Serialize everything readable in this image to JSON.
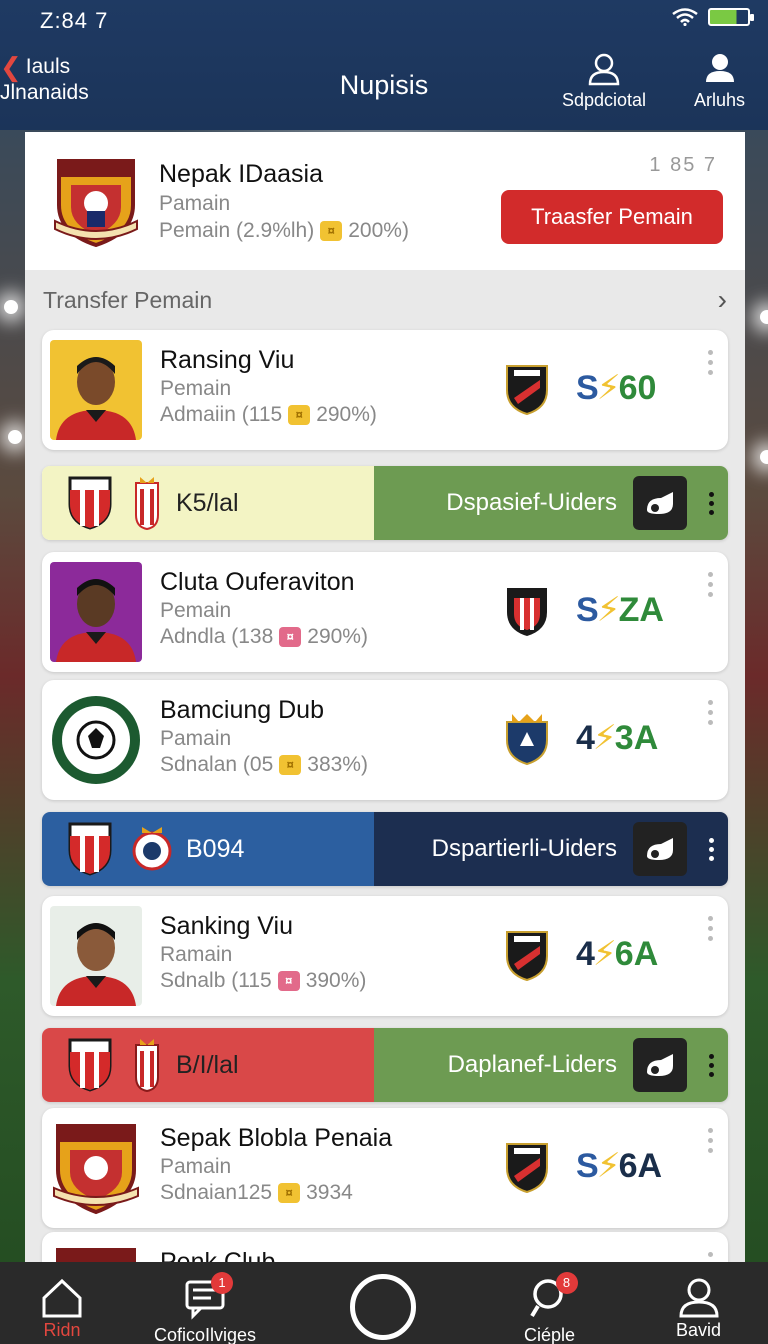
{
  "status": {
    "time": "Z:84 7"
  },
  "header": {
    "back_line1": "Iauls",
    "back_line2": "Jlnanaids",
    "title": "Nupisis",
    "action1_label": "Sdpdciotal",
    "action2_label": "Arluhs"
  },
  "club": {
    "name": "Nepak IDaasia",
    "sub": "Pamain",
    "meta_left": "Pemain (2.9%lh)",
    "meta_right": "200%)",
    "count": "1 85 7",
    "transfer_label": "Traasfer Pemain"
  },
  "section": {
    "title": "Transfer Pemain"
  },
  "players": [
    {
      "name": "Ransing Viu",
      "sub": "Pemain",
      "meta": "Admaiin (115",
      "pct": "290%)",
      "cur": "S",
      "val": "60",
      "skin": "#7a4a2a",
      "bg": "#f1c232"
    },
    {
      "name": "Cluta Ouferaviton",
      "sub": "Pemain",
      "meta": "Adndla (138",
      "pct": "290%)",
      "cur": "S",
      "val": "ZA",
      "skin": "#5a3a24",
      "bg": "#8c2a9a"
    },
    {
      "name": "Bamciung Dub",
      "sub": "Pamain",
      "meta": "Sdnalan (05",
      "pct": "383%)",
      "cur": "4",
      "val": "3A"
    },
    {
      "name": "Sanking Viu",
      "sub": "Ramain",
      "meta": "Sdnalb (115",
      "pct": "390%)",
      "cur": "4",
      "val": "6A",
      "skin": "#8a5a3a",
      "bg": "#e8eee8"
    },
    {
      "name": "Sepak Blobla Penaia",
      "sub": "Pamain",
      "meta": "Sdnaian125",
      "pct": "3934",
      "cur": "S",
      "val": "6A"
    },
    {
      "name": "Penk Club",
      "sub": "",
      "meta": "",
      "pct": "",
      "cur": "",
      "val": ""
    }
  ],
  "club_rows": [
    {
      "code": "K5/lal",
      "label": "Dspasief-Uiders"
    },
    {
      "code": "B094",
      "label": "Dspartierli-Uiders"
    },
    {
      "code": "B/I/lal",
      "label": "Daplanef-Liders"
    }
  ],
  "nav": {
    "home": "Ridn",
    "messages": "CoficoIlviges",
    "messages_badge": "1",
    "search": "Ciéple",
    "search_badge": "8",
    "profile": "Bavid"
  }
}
--
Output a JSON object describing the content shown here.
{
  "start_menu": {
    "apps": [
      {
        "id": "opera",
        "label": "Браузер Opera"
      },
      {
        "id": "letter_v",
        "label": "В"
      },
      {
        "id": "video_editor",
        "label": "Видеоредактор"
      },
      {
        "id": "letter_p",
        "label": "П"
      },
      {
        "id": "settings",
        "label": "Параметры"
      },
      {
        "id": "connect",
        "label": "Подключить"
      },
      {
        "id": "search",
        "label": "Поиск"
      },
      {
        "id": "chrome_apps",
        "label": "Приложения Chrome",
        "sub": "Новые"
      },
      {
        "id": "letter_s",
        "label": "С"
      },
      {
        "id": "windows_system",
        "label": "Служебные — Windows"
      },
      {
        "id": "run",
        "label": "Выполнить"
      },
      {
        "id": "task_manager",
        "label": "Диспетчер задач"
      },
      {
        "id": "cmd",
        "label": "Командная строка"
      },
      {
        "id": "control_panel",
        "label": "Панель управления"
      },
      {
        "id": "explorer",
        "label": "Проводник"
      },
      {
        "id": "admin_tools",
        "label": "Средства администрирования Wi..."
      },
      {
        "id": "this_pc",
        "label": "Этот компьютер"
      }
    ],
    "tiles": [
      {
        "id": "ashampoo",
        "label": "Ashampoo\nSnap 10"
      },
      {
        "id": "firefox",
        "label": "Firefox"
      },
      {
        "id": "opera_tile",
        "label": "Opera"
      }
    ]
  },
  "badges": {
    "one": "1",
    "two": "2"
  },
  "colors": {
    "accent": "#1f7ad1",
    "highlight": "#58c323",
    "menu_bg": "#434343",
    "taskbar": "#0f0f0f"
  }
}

**Goal of the exercise**
The word "skin" may appear on some lines of these records; state how many such lines there are, and nothing else.

**Correct answer**
3